** Begin Entries **
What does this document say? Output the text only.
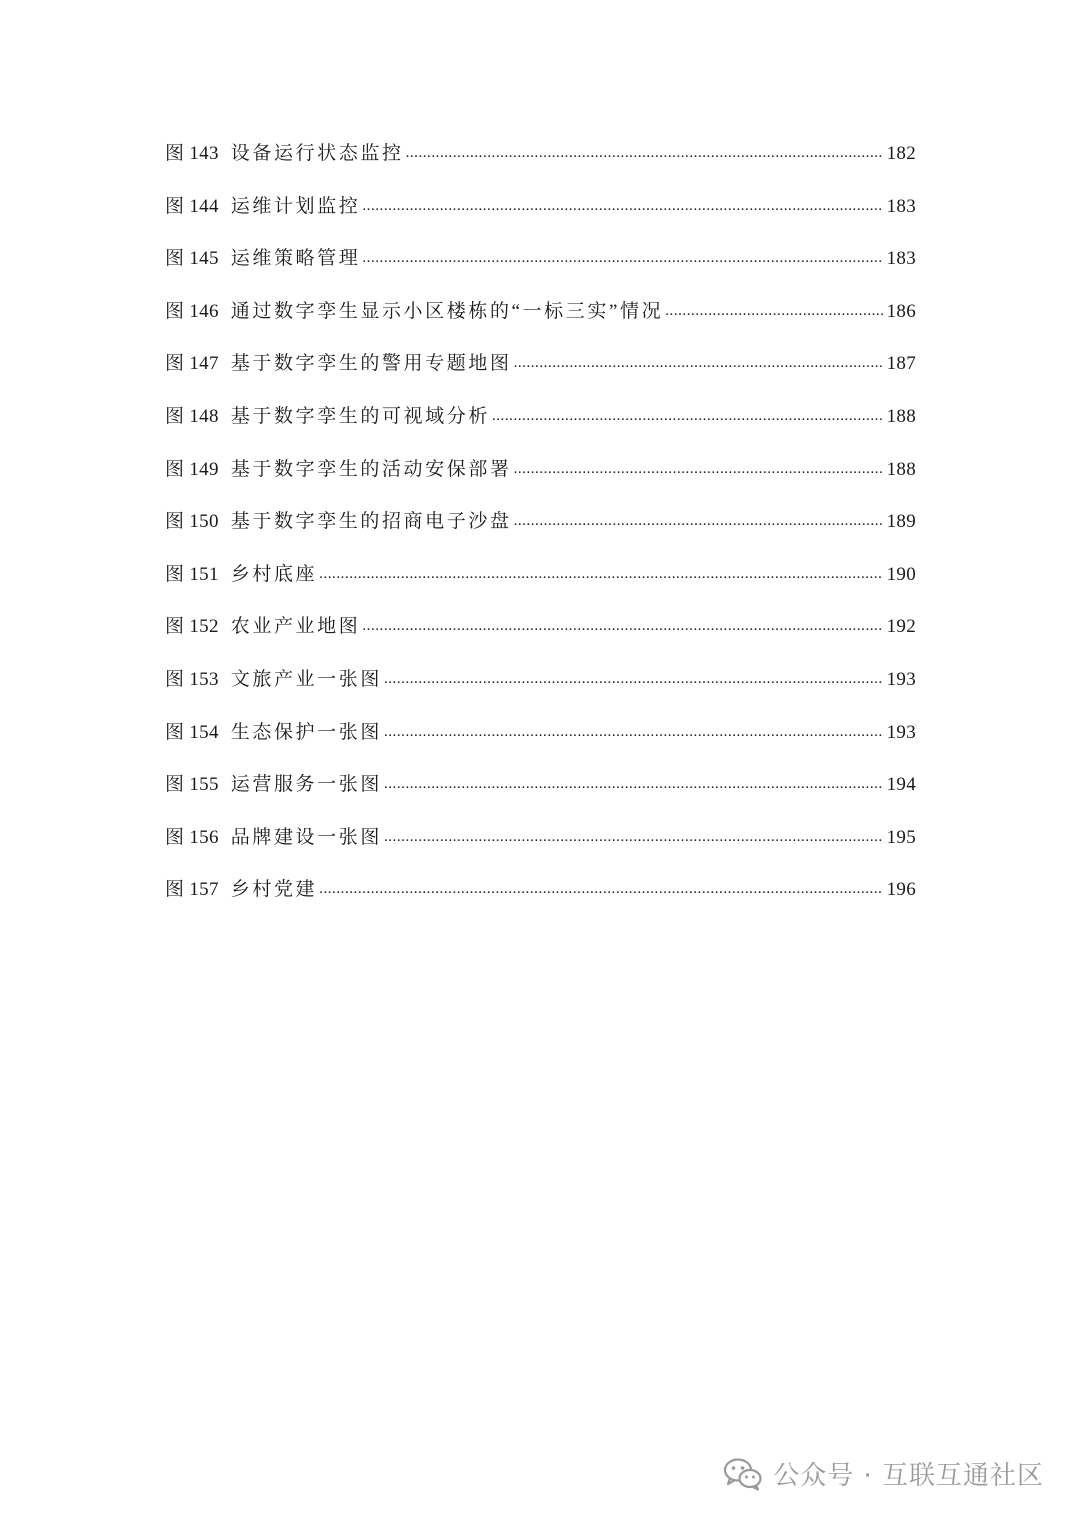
图 143 设备运行状态监控 .....	182
图 144 运维计划监控 .....	183
图 145 运维策略管理 .....	183
图 146 通过数字孪生显示小区楼栋的“一标三实”情况 .....	186
图 147 基于数字孪生的警用专题地图 .....	187
图 148 基于数字孪生的可视域分析 .....	188
图 149 基于数字孪生的活动安保部署 .....	188
图 150 基于数字孪生的招商电子沙盘 .....	189
图 151 乡村底座 .....	190
图 152 农业产业地图 .....	192
图 153 文旅产业一张图 .....	193
图 154 生态保护一张图 .....	193
图 155 运营服务一张图 .....	194
图 156 品牌建设一张图 .....	195
图 157 乡村党建 .....	196
公众号 · 互联互通社区
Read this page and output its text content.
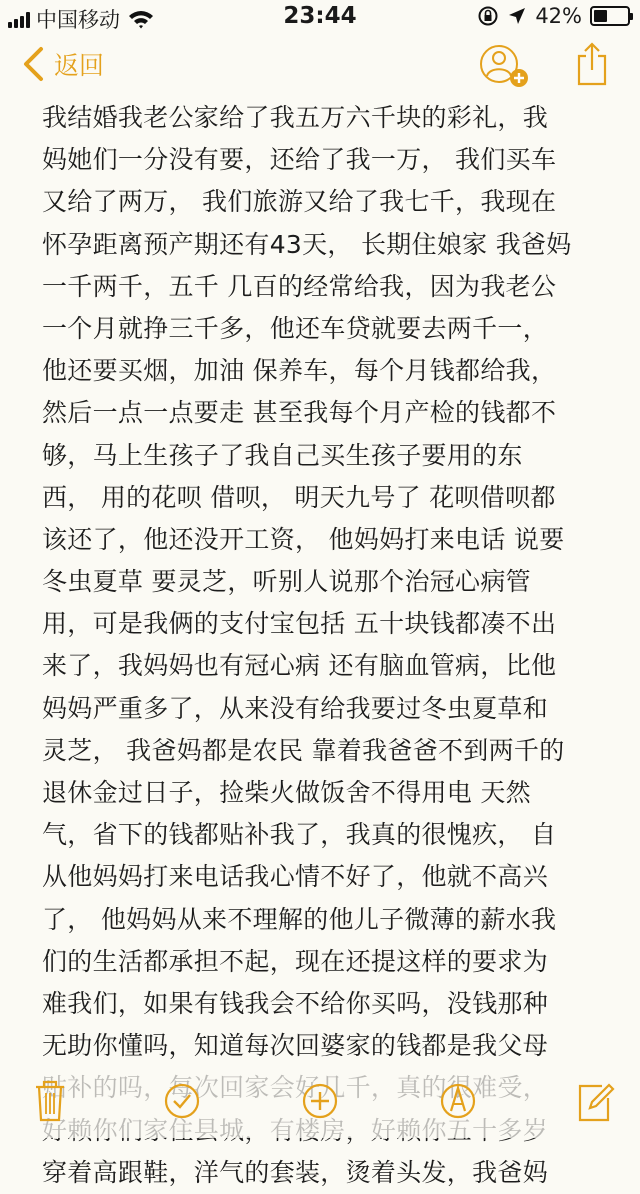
中国移动	23:44	42%
返回
我结婚我老公家给了我五万六千块的彩礼，我
妈她们一分没有要，还给了我一万， 我们买车
又给了两万， 我们旅游又给了我七千，我现在
怀孕距离预产期还有43天， 长期住娘家 我爸妈
一千两千，五千 几百的经常给我，因为我老公
一个月就挣三千多，他还车贷就要去两千一，
他还要买烟，加油 保养车，每个月钱都给我，
然后一点一点要走 甚至我每个月产检的钱都不
够，马上生孩子了我自己买生孩子要用的东
西， 用的花呗 借呗， 明天九号了 花呗借呗都
该还了，他还没开工资， 他妈妈打来电话 说要
冬虫夏草 要灵芝，听别人说那个治冠心病管
用，可是我俩的支付宝包括 五十块钱都凑不出
来了，我妈妈也有冠心病 还有脑血管病，比他
妈妈严重多了，从来没有给我要过冬虫夏草和
灵芝， 我爸妈都是农民 靠着我爸爸不到两千的
退休金过日子，捡柴火做饭舍不得用电 天然
气，省下的钱都贴补我了，我真的很愧疚， 自
从他妈妈打来电话我心情不好了，他就不高兴
了， 他妈妈从来不理解的他儿子微薄的薪水我
们的生活都承担不起，现在还提这样的要求为
难我们，如果有钱我会不给你买吗，没钱那种
无助你懂吗，知道每次回婆家的钱都是我父母
穿着高跟鞋，洋气的套装，烫着头发，我爸妈
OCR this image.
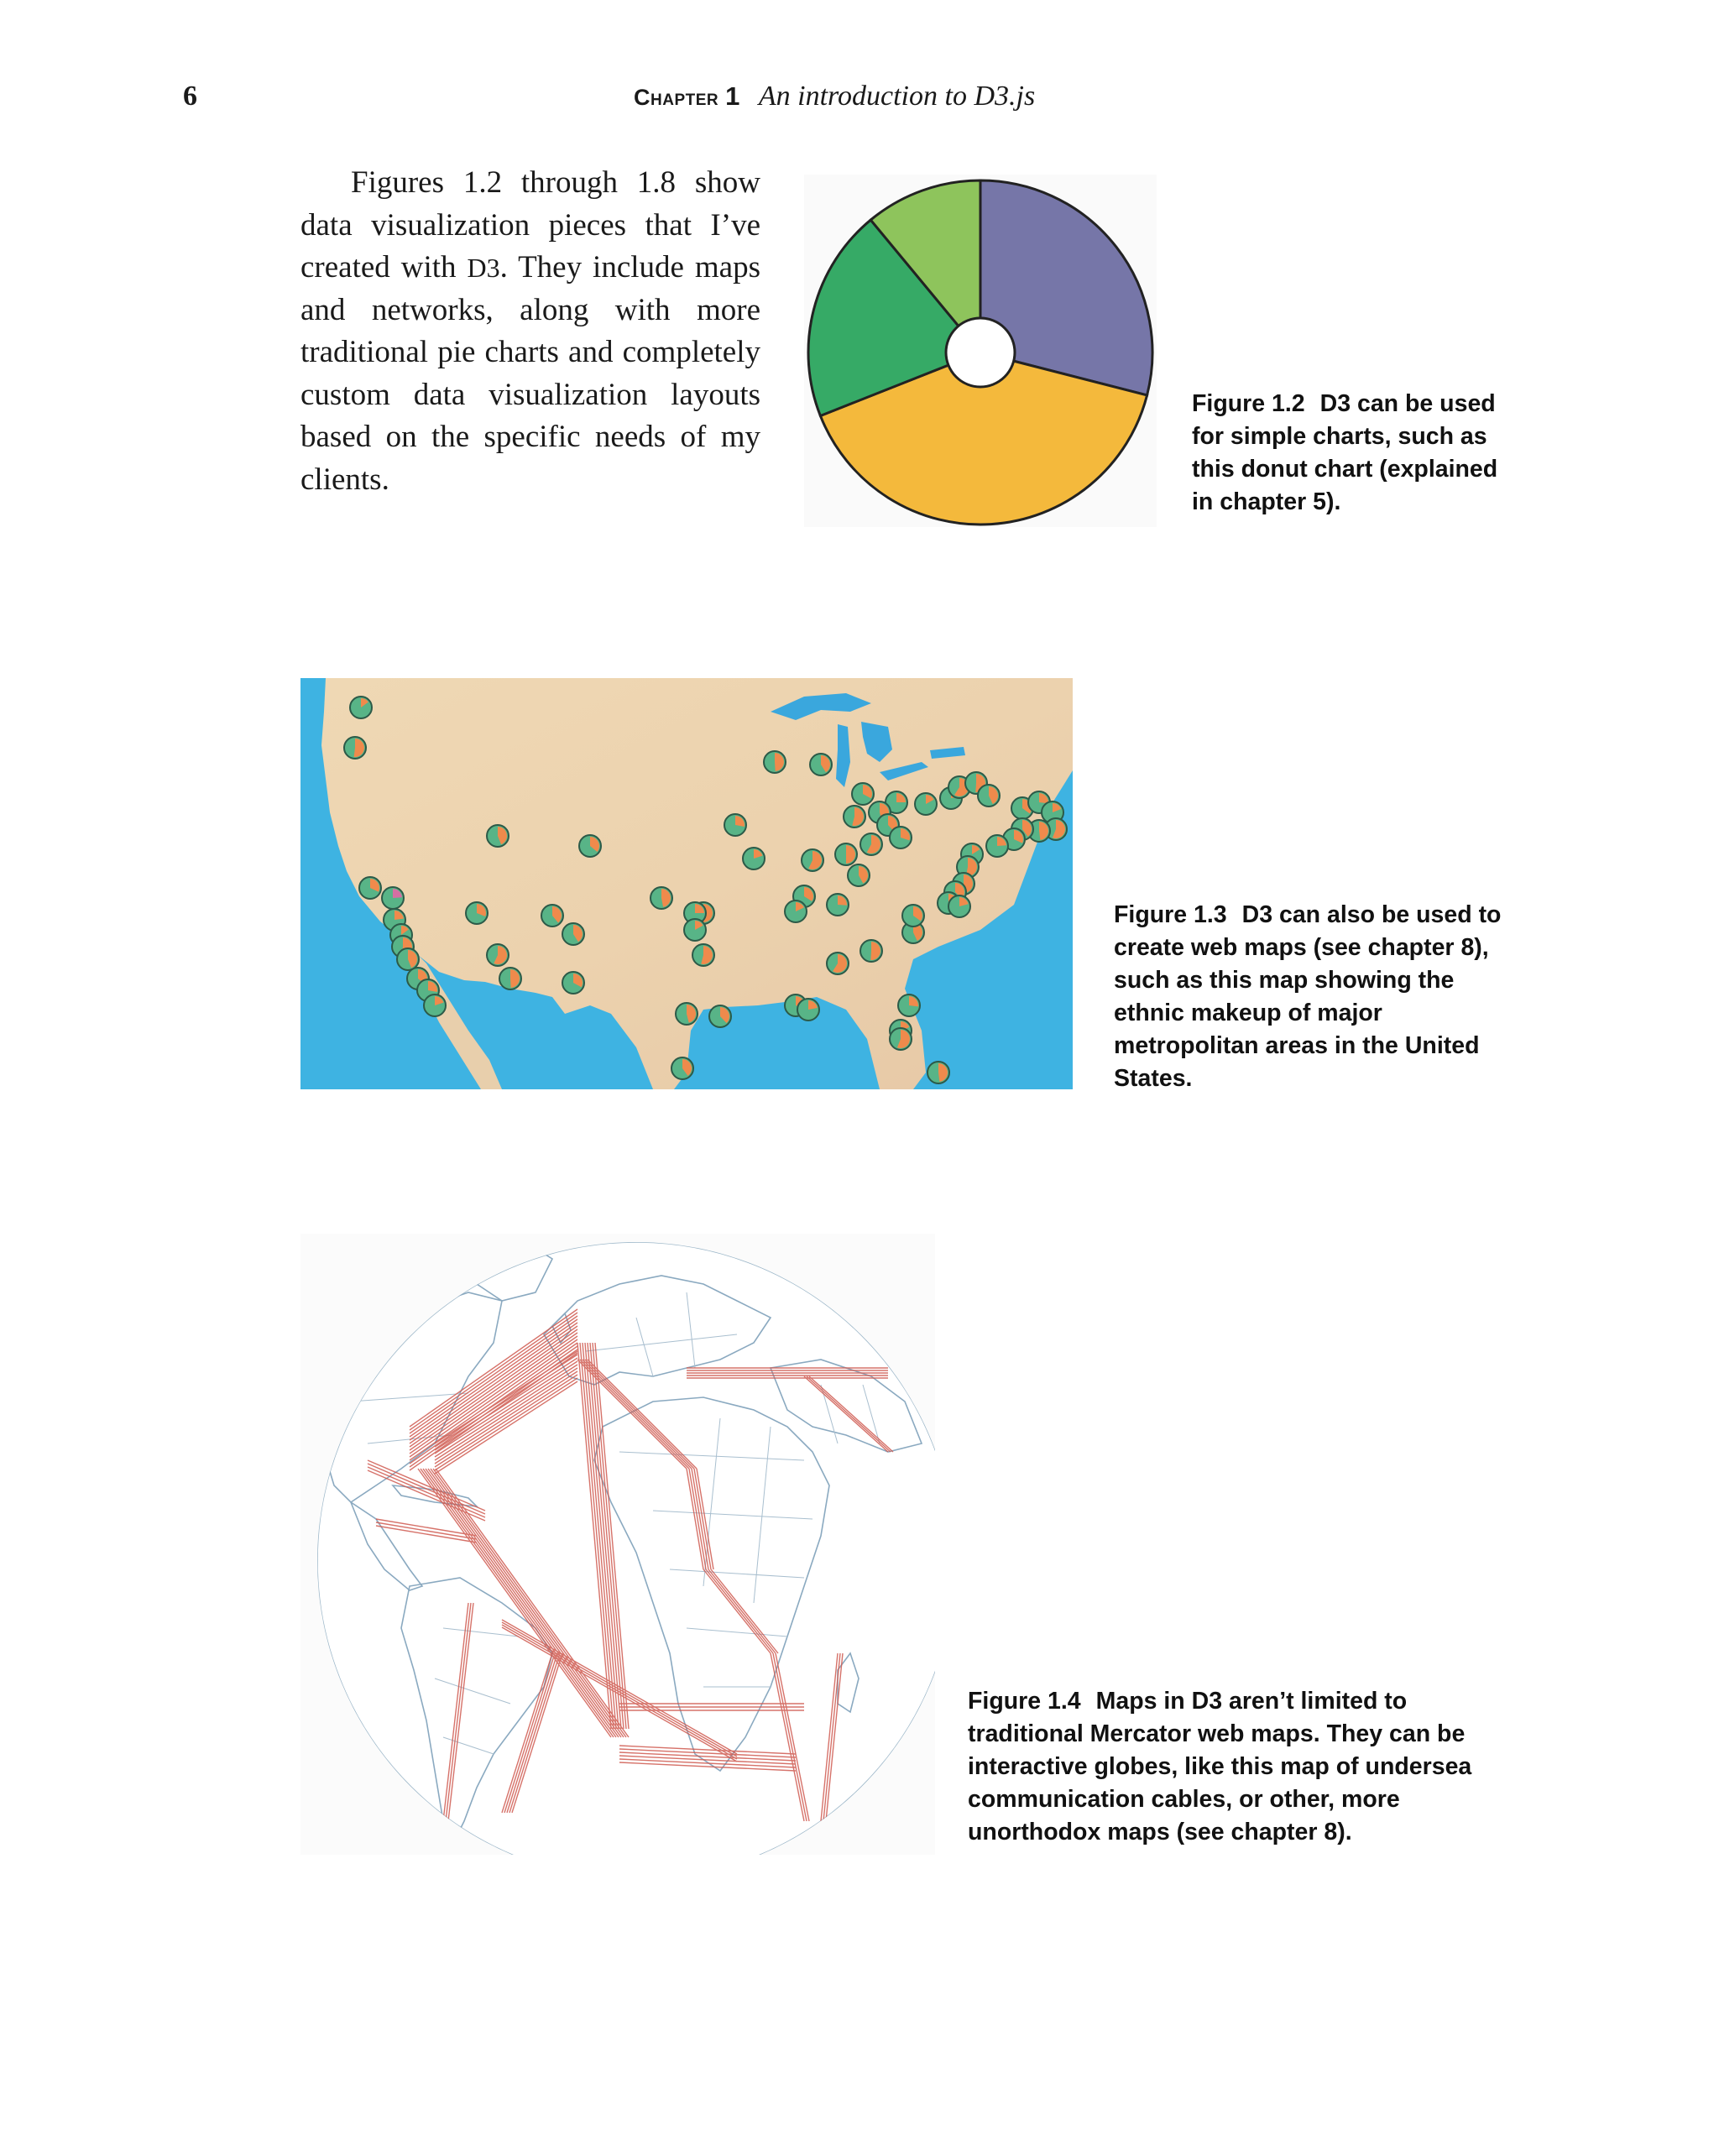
6	Chapter 1 An introduction to D3.js
Figures 1.2 through 1.8 show data visualization pieces that I’ve created with D3. They include maps and networks, along with more traditional pie charts and completely custom data visualization layouts based on the specific needs of my clients.
Figure 1.2 D3 can be used for simple charts, such as this donut chart (explained in chapter 5).
Figure 1.3 D3 can also be used to create web maps (see chapter 8), such as this map showing the ethnic makeup of major metropolitan areas in the United States.
Figure 1.4 Maps in D3 aren’t limited to traditional Mercator web maps. They can be interactive globes, like this map of undersea communication cables, or other, more unorthodox maps (see chapter 8).
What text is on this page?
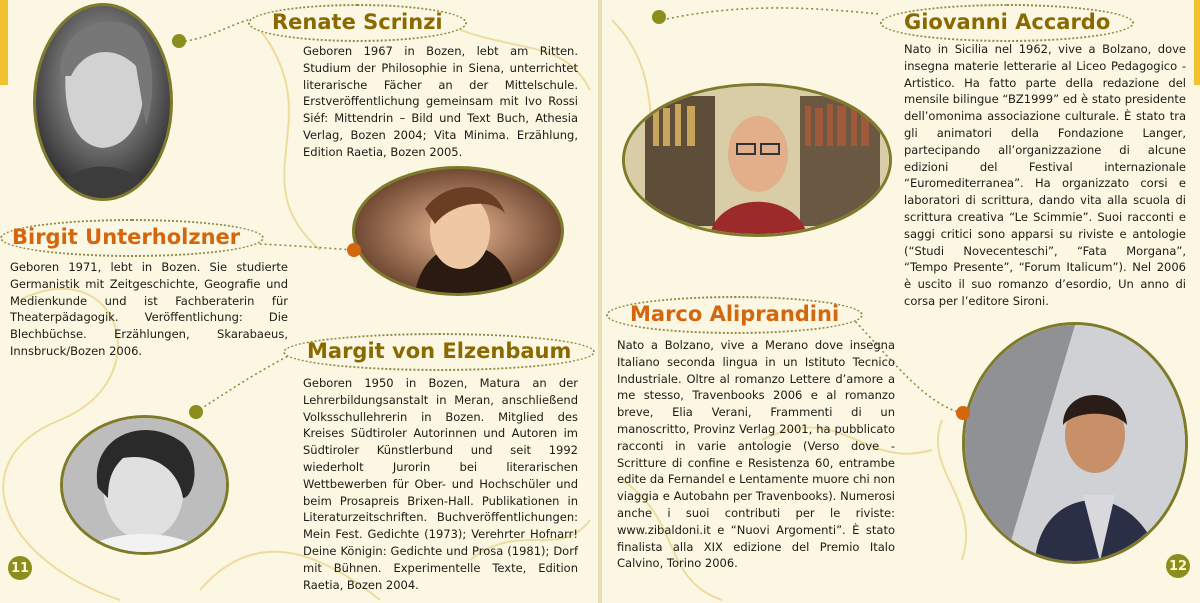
Renate Scrinzi
Geboren 1967 in Bozen, lebt am Ritten. Studium der Philosophie in Siena, unterrichtet literarische Fächer an der Mittelschule. Erstveröffentlichung gemeinsam mit Ivo Rossi Siéf: Mittendrin – Bild und Text Buch, Athesia Verlag, Bozen 2004; Vita Minima. Erzählung, Edition Raetia, Bozen 2005.
Birgit Unterholzner
Geboren 1971, lebt in Bozen. Sie studierte Germanistik mit Zeitgeschichte, Geografie und Medienkunde und ist Fachberaterin für Theaterpädagogik. Veröffentlichung: Die Blechbüchse. Erzählungen, Skarabaeus, Innsbruck/Bozen 2006.	Margit von Elzenbaum
Geboren 1950 in Bozen, Matura an der Lehrerbildungsanstalt in Meran, anschließend Volksschullehrerin in Bozen. Mitglied des Kreises Südtiroler Autorinnen und Autoren im Südtiroler Künstlerbund und seit 1992 wiederholt Jurorin bei literarischen Wettbewerben für Ober- und Hochschüler und beim Prosapreis Brixen-Hall. Publikationen in Literaturzeitschriften. Buchveröffentlichungen: Mein Fest. Gedichte (1973); Verehrter Hofnarr! Deine Königin: Gedichte und Prosa (1981); Dorf mit Bühnen. Experimentelle Texte, Edition Raetia, Bozen 2004.
11
Giovanni Accardo
Nato in Sicilia nel 1962, vive a Bolzano, dove insegna materie letterarie al Liceo Pedagogico - Artistico. Ha fatto parte della redazione del mensile bilingue “BZ1999” ed è stato presidente dell’omonima associazione culturale. È stato tra gli animatori della Fondazione Langer, partecipando all’organizzazione di alcune edizioni del Festival internazionale “Euromediterranea”. Ha organizzato corsi e laboratori di scrittura, dando vita alla scuola di scrittura creativa “Le Scimmie”. Suoi racconti e saggi critici sono apparsi su riviste e antologie (“Studi Novecenteschi”, “Fata Morgana”, “Tempo Presente”, “Forum Italicum”). Nel 2006 è uscito il suo romanzo d’esordio, Un anno di corsa per l’editore Sironi.
Marco Aliprandini
Nato a Bolzano, vive a Merano dove insegna Italiano seconda lingua in un Istituto Tecnico Industriale. Oltre al romanzo Lettere d’amore a me stesso, Travenbooks 2006 e al romanzo breve, Elia Verani, Frammenti di un manoscritto, Provinz Verlag 2001, ha pubblicato racconti in varie antologie (Verso dove - Scritture di confine e Resistenza 60, entrambe edite da Fernandel e Lentamente muore chi non viaggia e Autobahn per Travenbooks). Numerosi anche i suoi contributi per le riviste: www.zibaldoni.it e “Nuovi Argomenti”. È stato finalista alla XIX edizione del Premio Italo Calvino, Torino 2006.	12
** End Entries **
Search the entries for the word "Raetia" and pick out every line that holds it.

* Task output:
Geboren 1967 in Bozen, lebt am Ritten. Studium der Philosophie in Siena, unterrichtet literarische Fächer an der Mittelschule. Erstveröffentlichung gemeinsam mit Ivo Rossi Siéf: Mittendrin – Bild und Text Buch, Athesia Verlag, Bozen 2004; Vita Minima. Erzählung, Edition Raetia, Bozen 2005.
Geboren 1950 in Bozen, Matura an der Lehrerbildungsanstalt in Meran, anschließend Volksschullehrerin in Bozen. Mitglied des Kreises Südtiroler Autorinnen und Autoren im Südtiroler Künstlerbund und seit 1992 wiederholt Jurorin bei literarischen Wettbewerben für Ober- und Hochschüler und beim Prosapreis Brixen-Hall. Publikationen in Literaturzeitschriften. Buchveröffentlichungen: Mein Fest. Gedichte (1973); Verehrter Hofnarr! Deine Königin: Gedichte und Prosa (1981); Dorf mit Bühnen. Experimentelle Texte, Edition Raetia, Bozen 2004.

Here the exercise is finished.